◆ **What the task asks**
Resume the article below on staffing shortages at the Social Security Administration and federal hiring practices, and carry it forward from the end of its final paragraph.

◆ **Selected text**
== Segment start ==
SSA union’s emergency funding only goes so far when competing with private sector flexibility

Joe Paiva, chairman of the Cybernomic Warfare Institute and a strategic advisor to several software companies, including HireVue, Inc., and Chelsea Kilpack, the...

The American Federation of Government Employees Council 220, which represents Social Security Administration employees who work in field offices and teleservice centers, is asking Congress for $16.5 billion in “emergency funding,” half of which would go toward rebuilding an agency workforce that is at a 25-year low. Setting aside whether or not the funding request is approved, it’s clear that staffing problems at SSA, like many federal agencies, have reached a critical point and won’t be resolved anytime soon without creating flexible work policies to compete with the private sector.

In the new distributed workplace economy, the SSA, IRS, Federal Deposit Insurance Company, Securities and Exchange Commission, Export-Import Bank and others are competing for talent in a financial services industry that is known for both its ability to capitalize on incremental improvements in efficiency and having the money required to invest in the technology necessary to achieve those gains.

There is no way those agencies will ever be able to successfully attract and hire top talent using the government’s current suite of antiquated business processes and custom coded software. Exclusionary selection processes that over emphasize resumes and government specific, crystalized skills, coupled with weeks to months long hiring processes that provide applicants with little to no communication from the time they apply to the time they interview are the root cause of tens of thousands of vacancies.

By contrast, agencies like the departments of Homeland Security, Health and Human Services and Space Force have experienced substantial improvements in quality and diversity of new hires, as well as speed of hiring and improved candidate experience, by implementing commercial-off-the-shelf software (COTS) and commercial best practices for hiring that enables them to compete with industry in the race for talent.
== Segment end ==
◆ **Dataset content**
== Segment start ==
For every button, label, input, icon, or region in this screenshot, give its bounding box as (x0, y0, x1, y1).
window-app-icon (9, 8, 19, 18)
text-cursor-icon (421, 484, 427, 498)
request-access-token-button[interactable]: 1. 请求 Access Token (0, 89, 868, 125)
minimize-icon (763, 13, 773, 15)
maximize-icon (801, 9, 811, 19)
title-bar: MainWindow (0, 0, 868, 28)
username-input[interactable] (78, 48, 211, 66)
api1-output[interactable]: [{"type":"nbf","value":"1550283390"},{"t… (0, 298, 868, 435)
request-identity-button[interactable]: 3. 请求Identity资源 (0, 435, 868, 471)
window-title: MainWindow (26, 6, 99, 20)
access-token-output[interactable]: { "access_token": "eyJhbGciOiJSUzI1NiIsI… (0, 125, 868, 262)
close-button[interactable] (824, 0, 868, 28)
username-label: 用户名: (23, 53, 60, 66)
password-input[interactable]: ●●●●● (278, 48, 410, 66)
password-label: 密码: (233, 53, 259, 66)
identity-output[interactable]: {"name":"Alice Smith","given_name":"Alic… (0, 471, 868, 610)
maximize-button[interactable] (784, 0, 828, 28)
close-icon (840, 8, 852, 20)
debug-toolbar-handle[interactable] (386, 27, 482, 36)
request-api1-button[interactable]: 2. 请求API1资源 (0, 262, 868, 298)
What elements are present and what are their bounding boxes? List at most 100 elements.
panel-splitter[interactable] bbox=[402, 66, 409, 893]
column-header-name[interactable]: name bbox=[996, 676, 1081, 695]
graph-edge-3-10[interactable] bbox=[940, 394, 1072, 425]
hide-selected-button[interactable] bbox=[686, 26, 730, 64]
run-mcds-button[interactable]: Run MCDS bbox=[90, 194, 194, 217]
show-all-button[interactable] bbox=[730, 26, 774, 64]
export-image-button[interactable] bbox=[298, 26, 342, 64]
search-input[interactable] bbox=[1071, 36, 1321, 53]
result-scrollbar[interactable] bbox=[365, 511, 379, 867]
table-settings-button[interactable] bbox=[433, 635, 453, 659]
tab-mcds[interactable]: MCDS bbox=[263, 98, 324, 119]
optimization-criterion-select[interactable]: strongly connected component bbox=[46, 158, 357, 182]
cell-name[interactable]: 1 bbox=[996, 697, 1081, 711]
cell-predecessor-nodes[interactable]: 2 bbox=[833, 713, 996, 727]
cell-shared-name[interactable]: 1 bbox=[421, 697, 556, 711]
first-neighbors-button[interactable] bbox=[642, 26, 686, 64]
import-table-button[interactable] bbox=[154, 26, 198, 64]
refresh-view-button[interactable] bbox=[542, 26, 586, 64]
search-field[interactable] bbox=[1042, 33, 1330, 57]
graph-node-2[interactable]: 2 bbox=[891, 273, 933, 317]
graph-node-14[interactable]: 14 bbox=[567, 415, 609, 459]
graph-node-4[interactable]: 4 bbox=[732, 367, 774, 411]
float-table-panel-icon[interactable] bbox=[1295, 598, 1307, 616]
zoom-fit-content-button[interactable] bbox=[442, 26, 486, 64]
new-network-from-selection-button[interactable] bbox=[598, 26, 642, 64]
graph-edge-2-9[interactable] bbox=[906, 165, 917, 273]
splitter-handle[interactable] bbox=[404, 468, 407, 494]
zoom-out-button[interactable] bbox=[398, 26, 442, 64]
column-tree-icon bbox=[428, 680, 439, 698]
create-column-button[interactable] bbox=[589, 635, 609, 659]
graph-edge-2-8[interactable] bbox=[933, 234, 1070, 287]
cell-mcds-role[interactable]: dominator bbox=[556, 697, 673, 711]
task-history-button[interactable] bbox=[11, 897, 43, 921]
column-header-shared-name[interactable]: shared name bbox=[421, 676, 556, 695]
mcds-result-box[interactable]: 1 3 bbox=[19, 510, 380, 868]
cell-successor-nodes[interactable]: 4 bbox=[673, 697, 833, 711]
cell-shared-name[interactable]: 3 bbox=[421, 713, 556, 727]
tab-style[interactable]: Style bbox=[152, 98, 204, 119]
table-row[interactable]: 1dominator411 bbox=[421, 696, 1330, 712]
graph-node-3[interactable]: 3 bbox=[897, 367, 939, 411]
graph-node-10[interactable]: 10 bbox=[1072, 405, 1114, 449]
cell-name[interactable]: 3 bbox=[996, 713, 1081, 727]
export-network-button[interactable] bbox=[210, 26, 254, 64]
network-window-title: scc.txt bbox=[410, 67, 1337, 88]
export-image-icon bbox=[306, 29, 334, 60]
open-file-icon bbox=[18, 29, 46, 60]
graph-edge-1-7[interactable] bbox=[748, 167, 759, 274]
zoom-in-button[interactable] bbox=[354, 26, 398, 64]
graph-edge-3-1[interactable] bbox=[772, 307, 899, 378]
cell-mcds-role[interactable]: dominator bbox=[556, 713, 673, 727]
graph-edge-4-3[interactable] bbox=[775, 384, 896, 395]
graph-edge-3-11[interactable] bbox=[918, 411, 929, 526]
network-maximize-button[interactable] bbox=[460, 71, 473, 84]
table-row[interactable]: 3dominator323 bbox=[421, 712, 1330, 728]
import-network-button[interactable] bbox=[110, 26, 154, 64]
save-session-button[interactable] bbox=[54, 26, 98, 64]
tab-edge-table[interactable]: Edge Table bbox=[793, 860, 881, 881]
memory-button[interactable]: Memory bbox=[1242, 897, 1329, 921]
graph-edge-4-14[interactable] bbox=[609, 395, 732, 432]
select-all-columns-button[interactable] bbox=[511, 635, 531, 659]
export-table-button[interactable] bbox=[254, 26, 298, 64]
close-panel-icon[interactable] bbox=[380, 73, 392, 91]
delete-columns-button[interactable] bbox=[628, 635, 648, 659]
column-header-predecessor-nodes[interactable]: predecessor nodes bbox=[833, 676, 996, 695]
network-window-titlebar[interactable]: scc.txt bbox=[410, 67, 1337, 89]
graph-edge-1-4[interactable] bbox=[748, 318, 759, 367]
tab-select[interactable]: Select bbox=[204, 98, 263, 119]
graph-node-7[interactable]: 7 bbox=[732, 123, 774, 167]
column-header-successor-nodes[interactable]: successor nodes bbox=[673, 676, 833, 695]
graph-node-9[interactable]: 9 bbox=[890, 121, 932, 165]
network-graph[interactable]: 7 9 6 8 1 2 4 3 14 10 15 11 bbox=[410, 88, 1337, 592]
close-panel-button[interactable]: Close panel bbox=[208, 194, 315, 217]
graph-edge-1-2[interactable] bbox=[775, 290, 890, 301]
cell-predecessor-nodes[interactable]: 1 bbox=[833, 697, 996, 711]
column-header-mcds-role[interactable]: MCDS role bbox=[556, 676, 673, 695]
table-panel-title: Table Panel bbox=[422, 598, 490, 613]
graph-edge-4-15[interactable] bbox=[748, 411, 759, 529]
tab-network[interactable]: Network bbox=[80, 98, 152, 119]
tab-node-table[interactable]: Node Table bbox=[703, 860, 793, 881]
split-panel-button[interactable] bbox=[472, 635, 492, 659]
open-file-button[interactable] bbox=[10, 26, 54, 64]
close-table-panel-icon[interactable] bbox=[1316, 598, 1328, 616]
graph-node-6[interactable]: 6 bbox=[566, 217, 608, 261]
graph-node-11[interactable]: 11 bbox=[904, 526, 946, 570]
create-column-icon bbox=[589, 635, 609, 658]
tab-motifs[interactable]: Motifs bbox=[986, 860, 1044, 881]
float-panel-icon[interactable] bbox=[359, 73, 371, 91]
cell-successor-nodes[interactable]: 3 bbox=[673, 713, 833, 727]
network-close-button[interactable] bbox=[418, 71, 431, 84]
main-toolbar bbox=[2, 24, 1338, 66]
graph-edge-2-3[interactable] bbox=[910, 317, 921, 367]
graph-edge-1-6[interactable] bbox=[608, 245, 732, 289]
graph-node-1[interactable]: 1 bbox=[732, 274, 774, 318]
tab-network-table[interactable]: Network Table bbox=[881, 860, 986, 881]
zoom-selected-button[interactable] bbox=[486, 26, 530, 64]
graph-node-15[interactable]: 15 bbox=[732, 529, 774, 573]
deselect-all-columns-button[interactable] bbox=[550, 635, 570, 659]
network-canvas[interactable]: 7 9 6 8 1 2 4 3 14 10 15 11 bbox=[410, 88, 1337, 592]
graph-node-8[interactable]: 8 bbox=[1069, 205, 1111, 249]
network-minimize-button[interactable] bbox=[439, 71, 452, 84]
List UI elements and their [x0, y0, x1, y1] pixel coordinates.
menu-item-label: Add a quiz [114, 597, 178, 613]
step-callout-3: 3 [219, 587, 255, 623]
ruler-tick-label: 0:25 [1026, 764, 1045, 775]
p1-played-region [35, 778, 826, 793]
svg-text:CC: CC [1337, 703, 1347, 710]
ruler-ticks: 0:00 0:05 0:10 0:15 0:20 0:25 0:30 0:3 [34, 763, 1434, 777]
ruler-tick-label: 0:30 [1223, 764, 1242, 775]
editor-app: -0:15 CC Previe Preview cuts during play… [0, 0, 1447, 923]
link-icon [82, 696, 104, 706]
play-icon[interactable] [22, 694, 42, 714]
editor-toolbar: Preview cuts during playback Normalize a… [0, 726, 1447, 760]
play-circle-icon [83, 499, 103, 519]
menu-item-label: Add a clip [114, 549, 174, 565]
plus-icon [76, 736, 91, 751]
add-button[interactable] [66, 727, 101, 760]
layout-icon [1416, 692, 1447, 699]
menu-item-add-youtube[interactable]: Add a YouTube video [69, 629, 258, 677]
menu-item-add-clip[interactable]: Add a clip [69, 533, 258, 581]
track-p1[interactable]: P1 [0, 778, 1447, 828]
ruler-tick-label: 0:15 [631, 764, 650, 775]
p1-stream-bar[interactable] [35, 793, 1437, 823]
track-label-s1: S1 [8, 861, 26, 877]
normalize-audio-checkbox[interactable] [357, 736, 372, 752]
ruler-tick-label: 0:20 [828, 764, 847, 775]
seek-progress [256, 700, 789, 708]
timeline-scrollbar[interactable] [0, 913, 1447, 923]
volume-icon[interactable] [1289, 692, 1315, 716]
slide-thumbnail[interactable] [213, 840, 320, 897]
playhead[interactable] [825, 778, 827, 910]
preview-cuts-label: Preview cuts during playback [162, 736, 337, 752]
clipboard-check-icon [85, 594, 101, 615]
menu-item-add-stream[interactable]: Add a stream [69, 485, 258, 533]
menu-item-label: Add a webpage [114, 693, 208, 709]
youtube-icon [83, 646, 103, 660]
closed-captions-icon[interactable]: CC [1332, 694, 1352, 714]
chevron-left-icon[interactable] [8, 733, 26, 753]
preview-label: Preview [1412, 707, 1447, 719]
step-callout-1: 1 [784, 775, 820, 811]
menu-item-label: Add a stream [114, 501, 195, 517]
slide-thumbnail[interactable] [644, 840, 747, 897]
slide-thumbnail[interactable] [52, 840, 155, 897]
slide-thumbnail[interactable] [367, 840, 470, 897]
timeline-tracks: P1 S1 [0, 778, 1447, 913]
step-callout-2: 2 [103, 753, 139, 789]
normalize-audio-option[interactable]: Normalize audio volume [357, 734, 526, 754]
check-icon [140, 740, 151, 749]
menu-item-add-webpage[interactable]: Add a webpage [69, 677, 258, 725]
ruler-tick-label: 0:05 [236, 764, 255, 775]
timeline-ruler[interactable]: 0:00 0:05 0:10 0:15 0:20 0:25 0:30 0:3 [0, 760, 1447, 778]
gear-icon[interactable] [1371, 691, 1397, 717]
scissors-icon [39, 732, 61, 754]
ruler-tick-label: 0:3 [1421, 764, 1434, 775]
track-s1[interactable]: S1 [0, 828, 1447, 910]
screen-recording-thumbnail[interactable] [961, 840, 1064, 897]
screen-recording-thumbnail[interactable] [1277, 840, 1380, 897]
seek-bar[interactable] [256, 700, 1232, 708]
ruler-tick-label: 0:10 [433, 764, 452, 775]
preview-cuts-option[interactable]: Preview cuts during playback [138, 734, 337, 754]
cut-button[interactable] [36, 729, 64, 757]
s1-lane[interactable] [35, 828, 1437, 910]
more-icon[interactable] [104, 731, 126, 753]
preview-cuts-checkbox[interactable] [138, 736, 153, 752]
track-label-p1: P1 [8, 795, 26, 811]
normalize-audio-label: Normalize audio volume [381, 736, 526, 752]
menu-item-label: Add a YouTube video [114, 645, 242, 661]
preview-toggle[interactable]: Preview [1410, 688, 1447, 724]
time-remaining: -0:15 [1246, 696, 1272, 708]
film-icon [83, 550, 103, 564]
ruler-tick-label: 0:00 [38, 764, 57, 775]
== Segment end ==
◆ **Answer section**
Agencies can take these four steps to improve how they recruit and retain key expertise:

  • Make every job that can possibly be done remotely a remote work position to allow the best qualified people from rural towns or big cities anywhere in the country to apply.
  • Implement commercial best practices and COTS systems that automate hiring and selection processes to reduce the total time from application to selection from weeks to days and dramatically improve the candidate experience by engaging applicants continuously throughout the process.
  • Replace biased resume screening with competency-based assessments that focus on general competencies required for successful job performance, upward mobility and retention versus narrowly defined skills that can only be obtained in government and become obsolete over time.
  • Expand the number and types of people that can participate in the interview process by implementing on-demand, web and mobile enabled interviews that allow candidates to interview when and where it is most convenient for them 24 hours per day, 7 days a week.

An aging workforce reaching retirement en-masse and the need to usher in a new generation of mission focused talent that expects more of their employers makes the Social Security Administration’s situation acute. However, the SSA’s situation is far from unique. Remote work and flexible work schedules are here to stay, and the competition for talent, especially in well-heeled industries like technology, health care and financial services, is going to continue to be fierce for several more years. Implementing flexible work environments and best of breed commercial processes and technology for hiring is the only way federal agencies have even a chance of attracting, hiring or retaining top talent.

Joe Paiva is chairman of the Cybernomic Warfare Institute and a strategic advisor to several software companies, including HireVue, Inc., and Chelsea Kilpack, is the senior global communications manager at HireVue.